**Stated goal**.
Tally the lines containing "Wanderführer" and report the number alone.

**Saved entries**.
^^^^^^^^

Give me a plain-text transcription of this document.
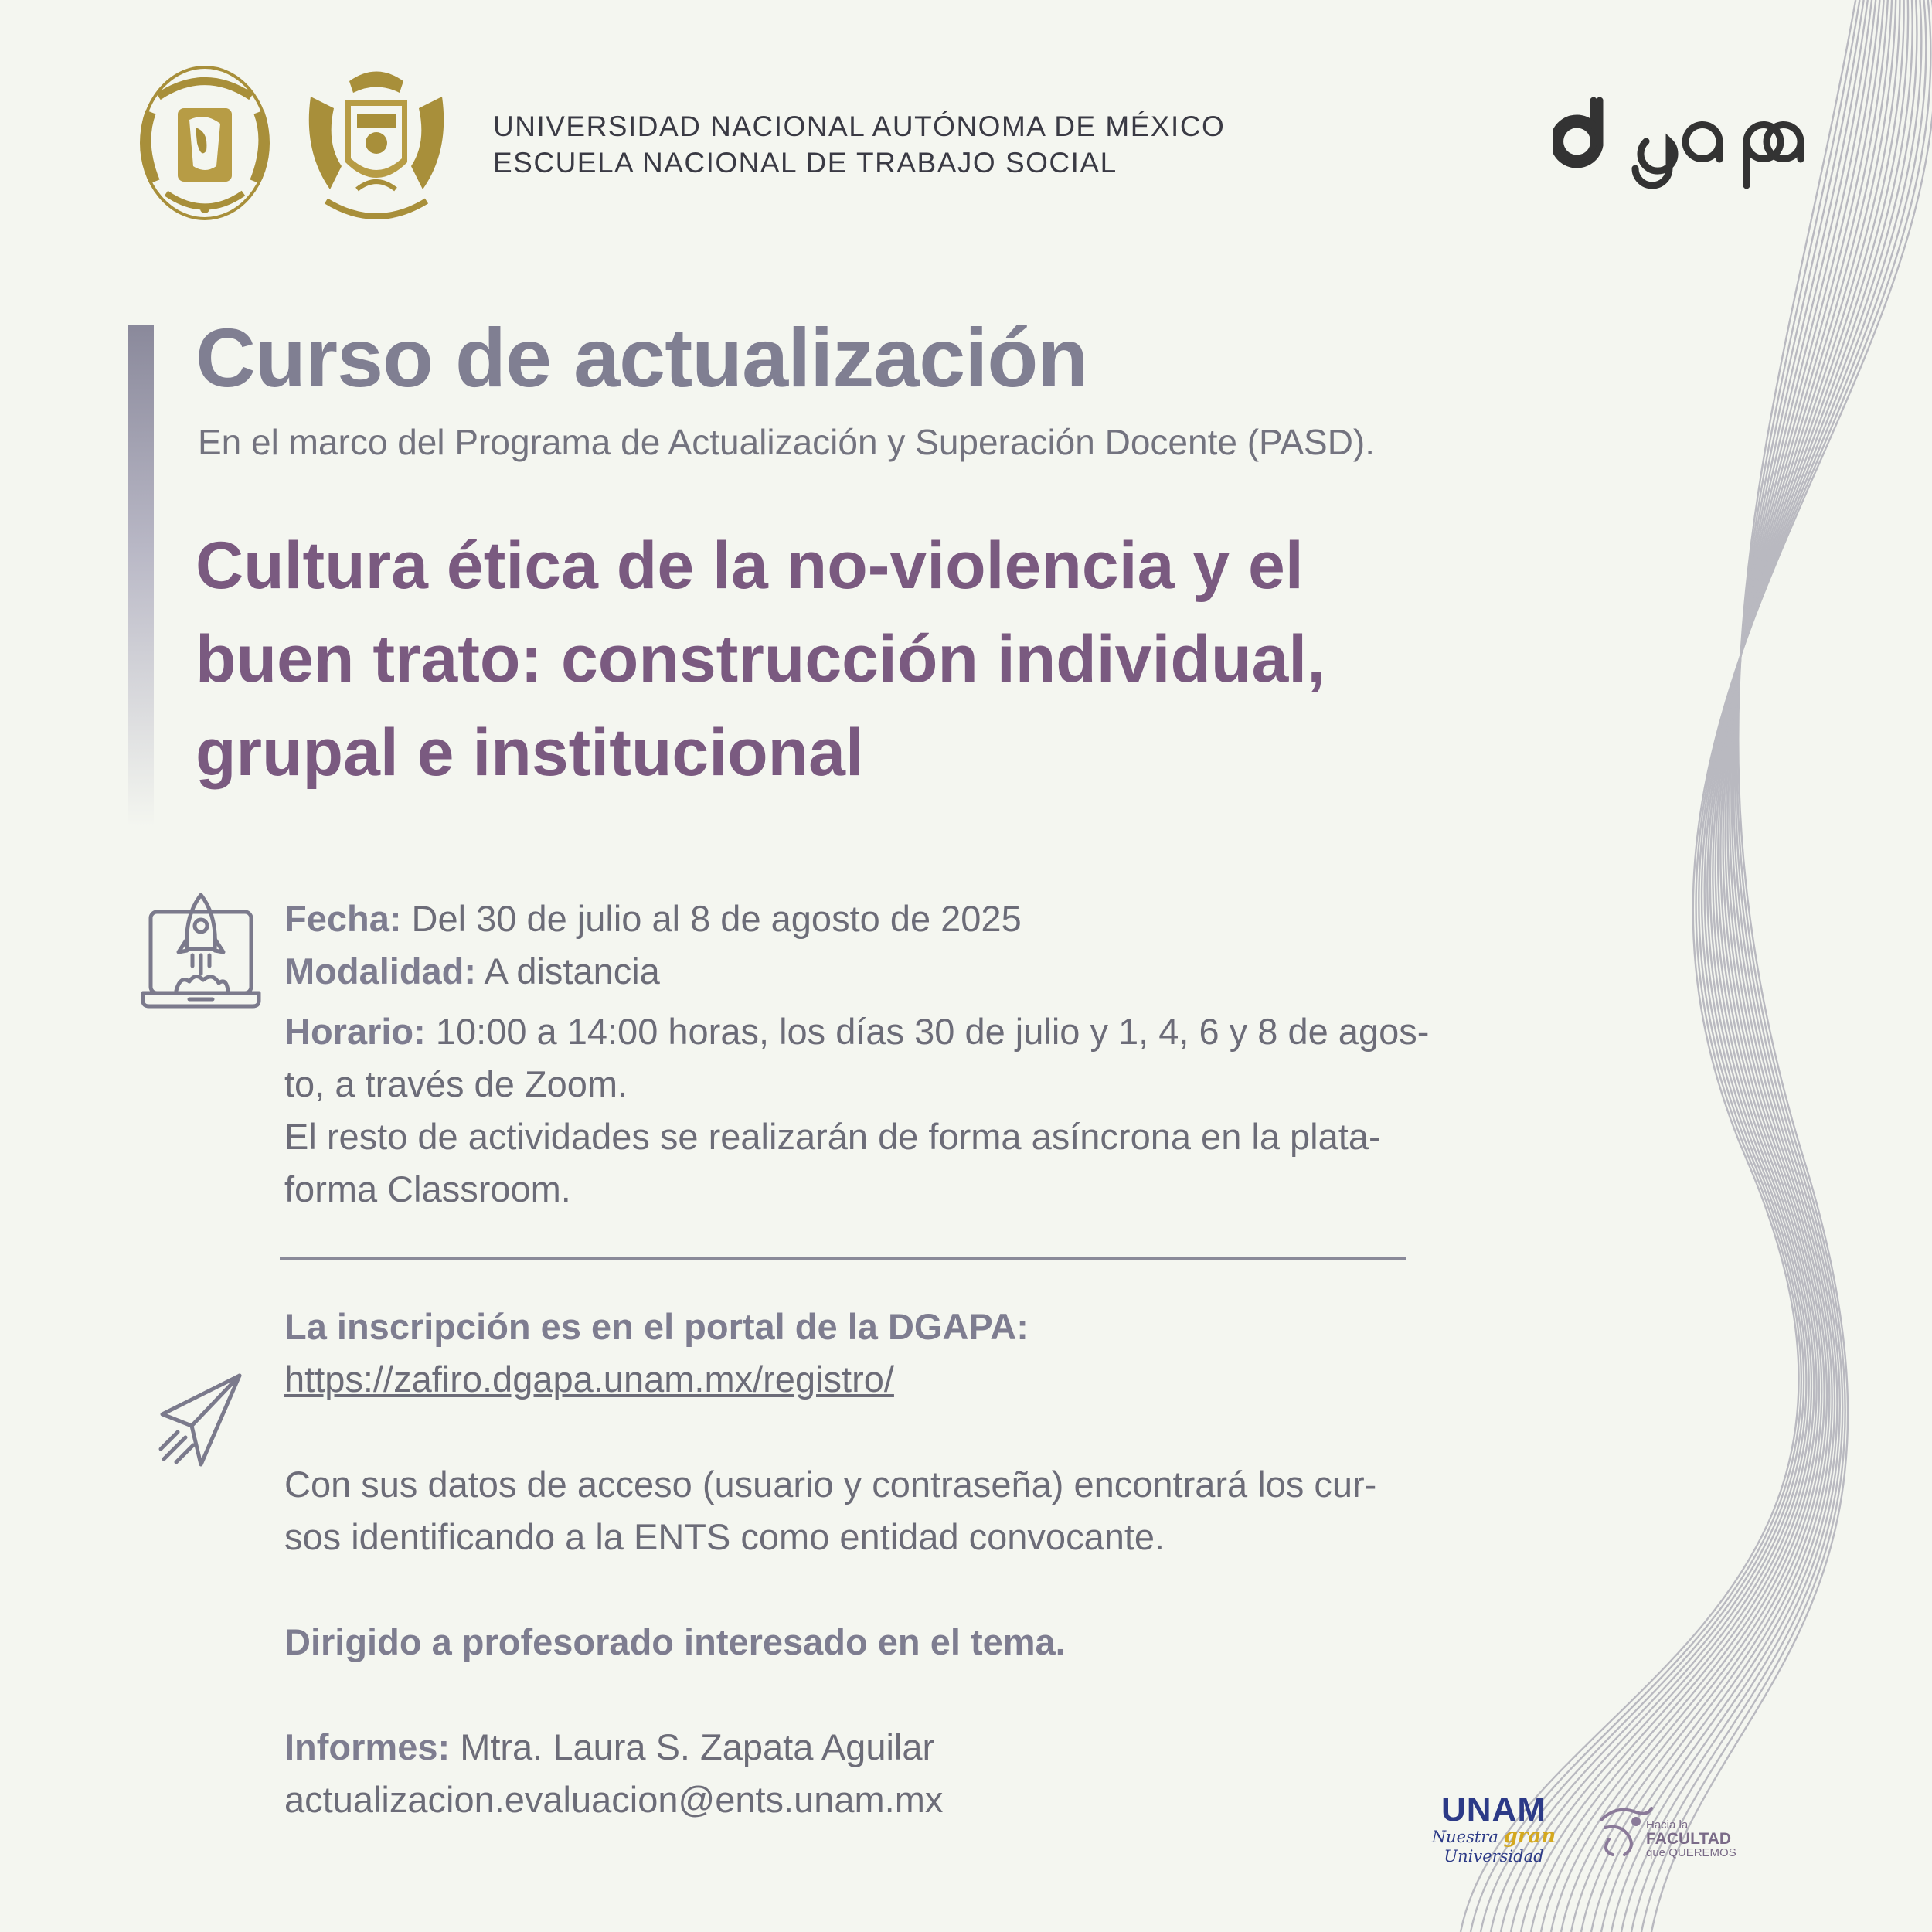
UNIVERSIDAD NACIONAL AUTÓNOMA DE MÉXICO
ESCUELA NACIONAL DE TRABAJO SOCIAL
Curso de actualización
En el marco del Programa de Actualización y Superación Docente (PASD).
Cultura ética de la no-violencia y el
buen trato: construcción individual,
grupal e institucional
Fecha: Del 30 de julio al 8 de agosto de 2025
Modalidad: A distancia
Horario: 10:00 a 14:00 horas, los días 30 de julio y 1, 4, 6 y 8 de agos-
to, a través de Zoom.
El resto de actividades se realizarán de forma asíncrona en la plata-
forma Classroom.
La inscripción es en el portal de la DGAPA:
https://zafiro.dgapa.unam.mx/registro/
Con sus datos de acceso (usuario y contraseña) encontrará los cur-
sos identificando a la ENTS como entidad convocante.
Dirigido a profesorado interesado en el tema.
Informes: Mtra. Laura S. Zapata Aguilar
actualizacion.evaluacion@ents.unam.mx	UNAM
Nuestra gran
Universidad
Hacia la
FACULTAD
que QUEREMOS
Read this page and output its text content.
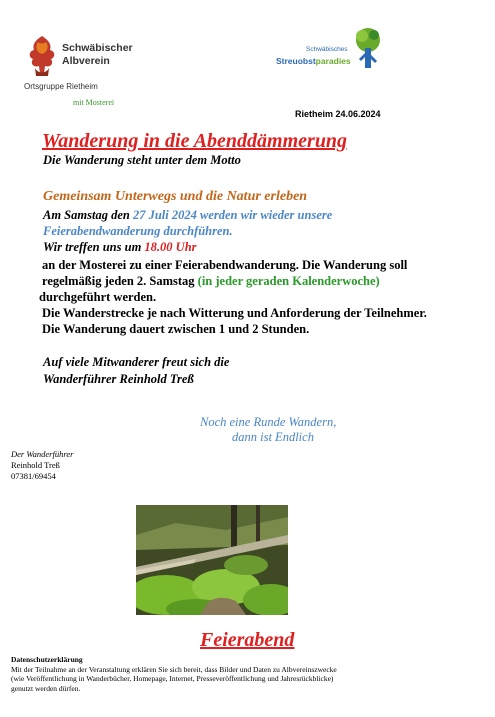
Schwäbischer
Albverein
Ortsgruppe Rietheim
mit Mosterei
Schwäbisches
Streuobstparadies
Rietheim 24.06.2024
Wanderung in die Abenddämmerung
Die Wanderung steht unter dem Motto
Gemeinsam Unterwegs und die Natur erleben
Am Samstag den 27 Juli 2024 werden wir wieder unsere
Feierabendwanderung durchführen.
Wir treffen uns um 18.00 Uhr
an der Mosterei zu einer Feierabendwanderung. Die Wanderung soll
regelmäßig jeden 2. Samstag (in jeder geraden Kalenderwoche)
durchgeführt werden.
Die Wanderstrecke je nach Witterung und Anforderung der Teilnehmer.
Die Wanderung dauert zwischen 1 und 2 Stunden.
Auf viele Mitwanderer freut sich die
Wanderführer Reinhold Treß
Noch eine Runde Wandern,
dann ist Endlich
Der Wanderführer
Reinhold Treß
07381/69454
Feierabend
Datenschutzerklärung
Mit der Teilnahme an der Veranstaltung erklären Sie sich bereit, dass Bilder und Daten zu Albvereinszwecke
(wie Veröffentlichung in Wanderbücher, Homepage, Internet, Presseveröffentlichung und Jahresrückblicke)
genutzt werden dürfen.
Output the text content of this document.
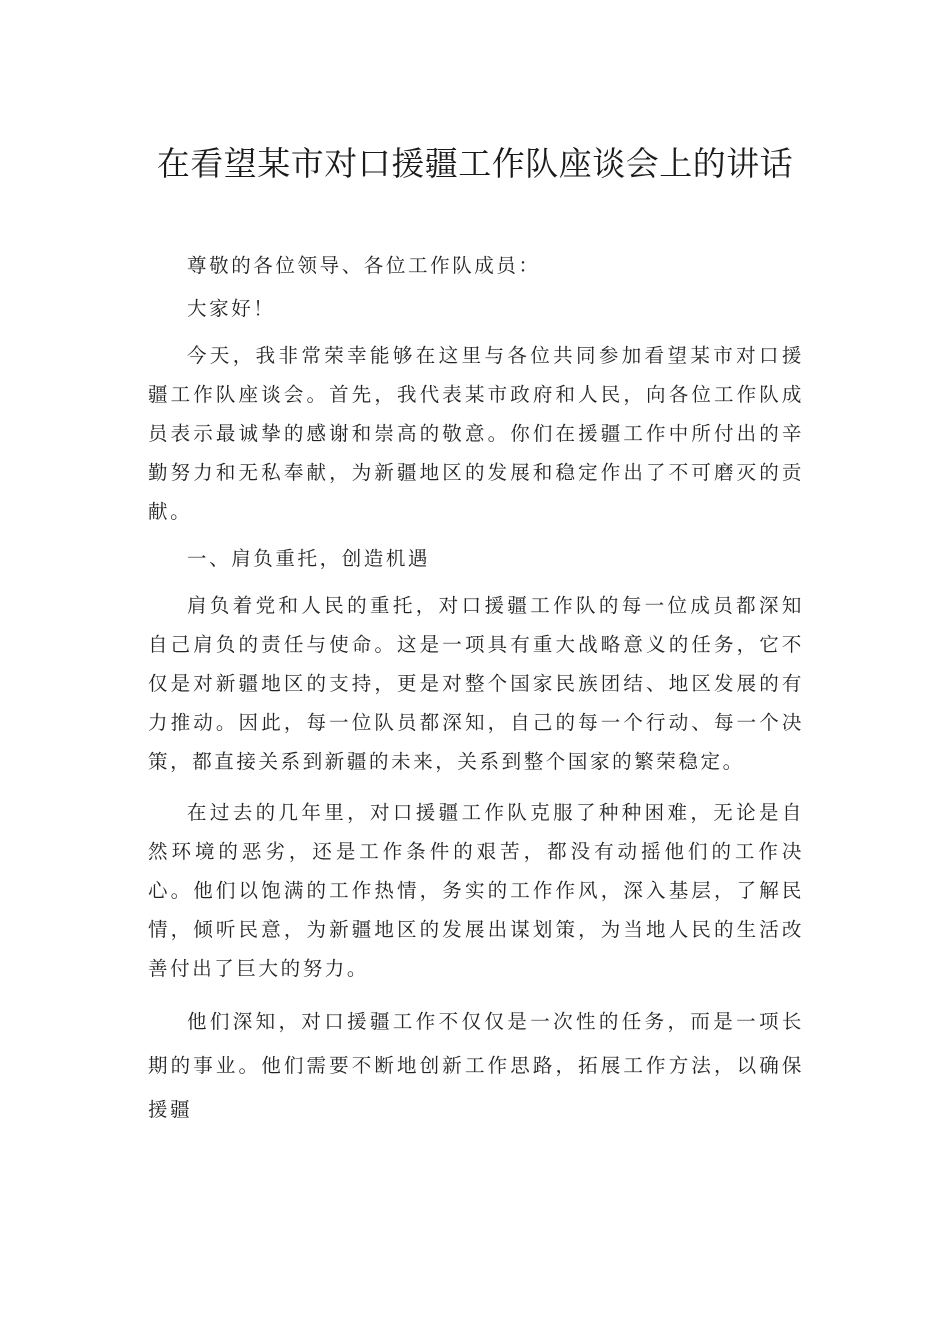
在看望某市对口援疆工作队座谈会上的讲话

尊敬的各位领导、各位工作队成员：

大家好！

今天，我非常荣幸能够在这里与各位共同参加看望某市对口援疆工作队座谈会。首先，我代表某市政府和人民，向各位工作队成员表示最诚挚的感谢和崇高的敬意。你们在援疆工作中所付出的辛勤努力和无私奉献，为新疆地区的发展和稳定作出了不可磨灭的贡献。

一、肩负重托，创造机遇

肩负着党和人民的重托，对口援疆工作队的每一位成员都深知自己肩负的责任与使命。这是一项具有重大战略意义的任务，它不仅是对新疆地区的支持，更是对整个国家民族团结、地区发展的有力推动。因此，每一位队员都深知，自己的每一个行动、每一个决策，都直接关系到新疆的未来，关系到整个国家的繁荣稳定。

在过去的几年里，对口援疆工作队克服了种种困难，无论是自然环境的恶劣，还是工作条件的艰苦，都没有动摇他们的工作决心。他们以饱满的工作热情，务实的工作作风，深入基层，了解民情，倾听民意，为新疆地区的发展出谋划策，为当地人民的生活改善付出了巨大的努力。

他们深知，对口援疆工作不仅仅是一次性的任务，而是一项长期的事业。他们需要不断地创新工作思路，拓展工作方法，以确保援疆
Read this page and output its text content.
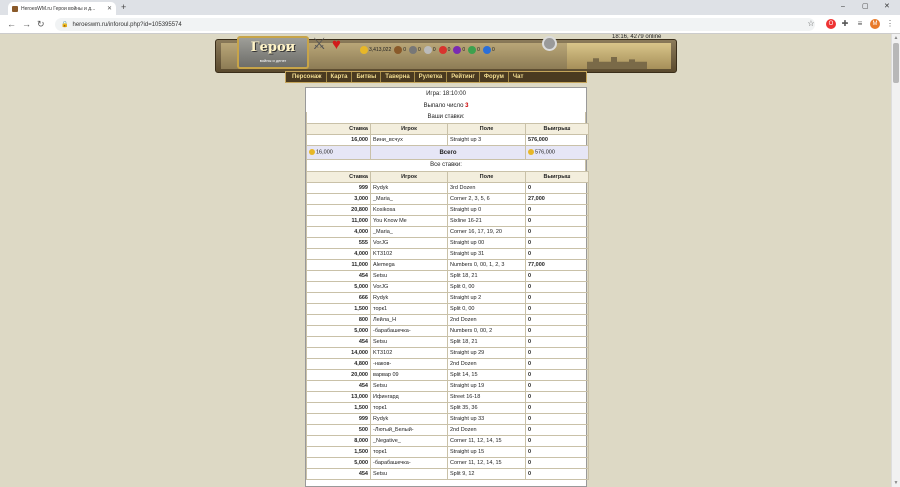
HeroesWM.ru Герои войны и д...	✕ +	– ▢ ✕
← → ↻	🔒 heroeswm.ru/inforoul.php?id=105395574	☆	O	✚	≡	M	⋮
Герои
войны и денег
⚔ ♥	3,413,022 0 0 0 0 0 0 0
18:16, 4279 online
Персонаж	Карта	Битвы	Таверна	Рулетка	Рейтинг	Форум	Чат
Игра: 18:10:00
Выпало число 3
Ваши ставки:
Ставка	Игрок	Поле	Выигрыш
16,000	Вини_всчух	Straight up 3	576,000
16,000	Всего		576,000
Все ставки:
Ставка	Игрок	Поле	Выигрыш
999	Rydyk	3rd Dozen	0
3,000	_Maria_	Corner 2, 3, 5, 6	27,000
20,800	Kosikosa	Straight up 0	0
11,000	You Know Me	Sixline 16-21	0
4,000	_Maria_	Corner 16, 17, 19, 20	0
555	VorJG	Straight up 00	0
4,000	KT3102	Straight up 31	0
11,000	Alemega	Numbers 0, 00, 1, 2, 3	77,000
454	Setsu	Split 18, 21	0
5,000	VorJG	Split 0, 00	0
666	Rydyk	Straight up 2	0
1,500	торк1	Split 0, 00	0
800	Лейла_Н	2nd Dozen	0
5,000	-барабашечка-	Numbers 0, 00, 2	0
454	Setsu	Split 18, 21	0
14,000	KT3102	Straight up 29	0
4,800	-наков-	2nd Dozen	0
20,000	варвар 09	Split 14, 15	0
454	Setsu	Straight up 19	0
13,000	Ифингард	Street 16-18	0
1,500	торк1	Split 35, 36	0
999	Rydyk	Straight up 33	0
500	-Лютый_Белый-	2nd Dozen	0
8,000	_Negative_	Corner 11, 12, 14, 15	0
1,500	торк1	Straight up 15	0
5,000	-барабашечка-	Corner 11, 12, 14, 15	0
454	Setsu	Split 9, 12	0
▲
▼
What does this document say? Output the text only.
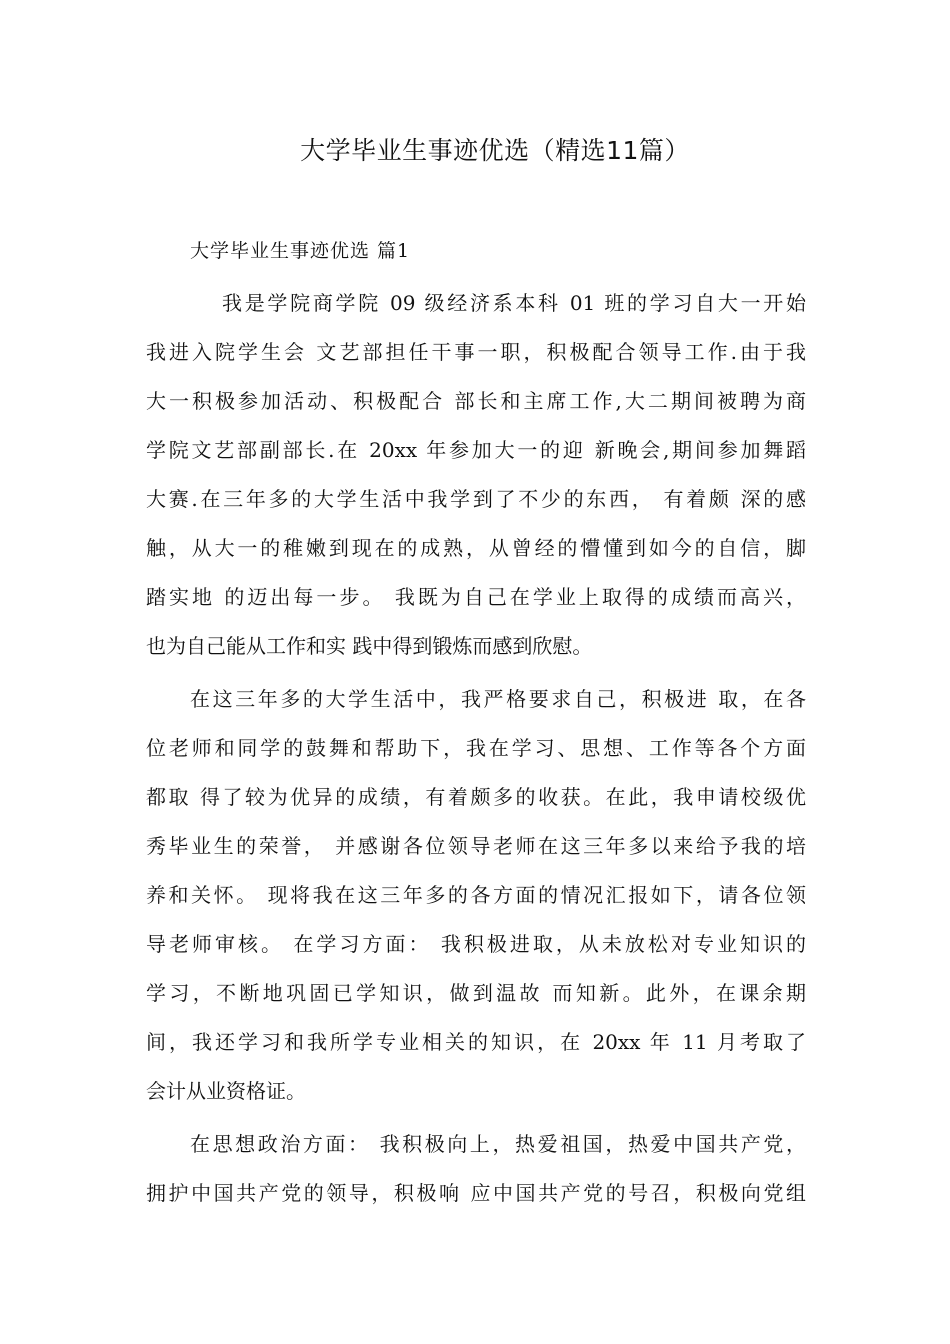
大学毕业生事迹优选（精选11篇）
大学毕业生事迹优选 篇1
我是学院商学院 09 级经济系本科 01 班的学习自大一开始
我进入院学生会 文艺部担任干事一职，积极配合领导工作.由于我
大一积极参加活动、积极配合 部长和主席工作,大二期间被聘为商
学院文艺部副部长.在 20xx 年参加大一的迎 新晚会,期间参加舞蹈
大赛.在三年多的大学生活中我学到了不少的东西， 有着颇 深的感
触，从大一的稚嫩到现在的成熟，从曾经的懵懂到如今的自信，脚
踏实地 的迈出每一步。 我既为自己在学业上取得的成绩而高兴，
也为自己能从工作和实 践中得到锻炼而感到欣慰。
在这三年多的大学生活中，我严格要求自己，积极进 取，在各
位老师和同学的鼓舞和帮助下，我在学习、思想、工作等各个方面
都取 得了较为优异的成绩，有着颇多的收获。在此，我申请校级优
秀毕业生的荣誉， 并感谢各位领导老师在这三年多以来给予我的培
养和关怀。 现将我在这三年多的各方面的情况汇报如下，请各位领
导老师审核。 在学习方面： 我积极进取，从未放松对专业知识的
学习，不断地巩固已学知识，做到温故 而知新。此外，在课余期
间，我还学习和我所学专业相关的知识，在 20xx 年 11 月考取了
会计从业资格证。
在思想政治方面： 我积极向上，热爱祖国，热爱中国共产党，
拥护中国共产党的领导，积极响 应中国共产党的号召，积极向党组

^^^^^^^^

**Output**.
2